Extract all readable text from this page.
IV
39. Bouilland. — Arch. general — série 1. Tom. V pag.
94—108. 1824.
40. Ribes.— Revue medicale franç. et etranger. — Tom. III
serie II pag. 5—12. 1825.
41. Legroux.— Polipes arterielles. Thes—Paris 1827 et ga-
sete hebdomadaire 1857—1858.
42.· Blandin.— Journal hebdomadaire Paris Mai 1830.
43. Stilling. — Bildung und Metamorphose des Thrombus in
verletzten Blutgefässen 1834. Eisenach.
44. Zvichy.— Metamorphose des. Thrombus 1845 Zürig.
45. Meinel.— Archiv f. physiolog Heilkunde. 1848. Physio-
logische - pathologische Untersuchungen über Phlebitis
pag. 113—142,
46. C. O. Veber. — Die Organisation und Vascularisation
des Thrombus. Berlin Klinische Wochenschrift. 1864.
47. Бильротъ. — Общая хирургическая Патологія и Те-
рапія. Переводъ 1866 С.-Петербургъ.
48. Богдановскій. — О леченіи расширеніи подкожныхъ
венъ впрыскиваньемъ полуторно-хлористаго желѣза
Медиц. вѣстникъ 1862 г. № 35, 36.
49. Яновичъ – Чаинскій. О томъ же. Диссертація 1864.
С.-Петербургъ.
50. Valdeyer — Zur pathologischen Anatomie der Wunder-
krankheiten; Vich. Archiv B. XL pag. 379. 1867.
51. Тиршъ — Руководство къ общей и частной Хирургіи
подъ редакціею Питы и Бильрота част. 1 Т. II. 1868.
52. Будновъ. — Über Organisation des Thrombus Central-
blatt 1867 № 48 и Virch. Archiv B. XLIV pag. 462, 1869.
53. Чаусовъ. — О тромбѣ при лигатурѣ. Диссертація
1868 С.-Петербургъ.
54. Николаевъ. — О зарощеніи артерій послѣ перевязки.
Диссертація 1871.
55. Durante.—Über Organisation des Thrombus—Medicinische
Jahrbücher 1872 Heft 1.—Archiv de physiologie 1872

****************

:: GIVEN REQUEST ::
Print out the whole listing exactly as it appears.

:: FULL RESPONSE ::
Extract all readable text from this page.
IV
39. Bouilland. — Arch. general — série 1. Tom. V pag.
94—108. 1824.
40. Ribes.— Revue medicale franç. et etranger. — Tom. III
serie II pag. 5—12. 1825.
41. Legroux.— Polipes arterielles. Thes—Paris 1827 et ga-
sete hebdomadaire 1857—1858.
42.· Blandin.— Journal hebdomadaire Paris Mai 1830.
43. Stilling. — Bildung und Metamorphose des Thrombus in
verletzten Blutgefässen 1834. Eisenach.
44. Zvichy.— Metamorphose des. Thrombus 1845 Zürig.
45. Meinel.— Archiv f. physiolog Heilkunde. 1848. Physio-
logische - pathologische Untersuchungen über Phlebitis
pag. 113—142,
46. C. O. Veber. — Die Organisation und Vascularisation
des Thrombus. Berlin Klinische Wochenschrift. 1864.
47. Бильротъ. — Общая хирургическая Патологія и Те-
рапія. Переводъ 1866 С.-Петербургъ.
48. Богдановскій. — О леченіи расширеніи подкожныхъ
венъ впрыскиваньемъ полуторно-хлористаго желѣза
Медиц. вѣстникъ 1862 г. № 35, 36.
49. Яновичъ – Чаинскій. О томъ же. Диссертація 1864.
С.-Петербургъ.
50. Valdeyer — Zur pathologischen Anatomie der Wunder-
krankheiten; Vich. Archiv B. XL pag. 379. 1867.
51. Тиршъ — Руководство къ общей и частной Хирургіи
подъ редакціею Питы и Бильрота част. 1 Т. II. 1868.
52. Будновъ. — Über Organisation des Thrombus Central-
blatt 1867 № 48 и Virch. Archiv B. XLIV pag. 462, 1869.
53. Чаусовъ. — О тромбѣ при лигатурѣ. Диссертація
1868 С.-Петербургъ.
54. Николаевъ. — О зарощеніи артерій послѣ перевязки.
Диссертація 1871.
55. Durante.—Über Organisation des Thrombus—Medicinische
Jahrbücher 1872 Heft 1.—Archiv de physiologie 1872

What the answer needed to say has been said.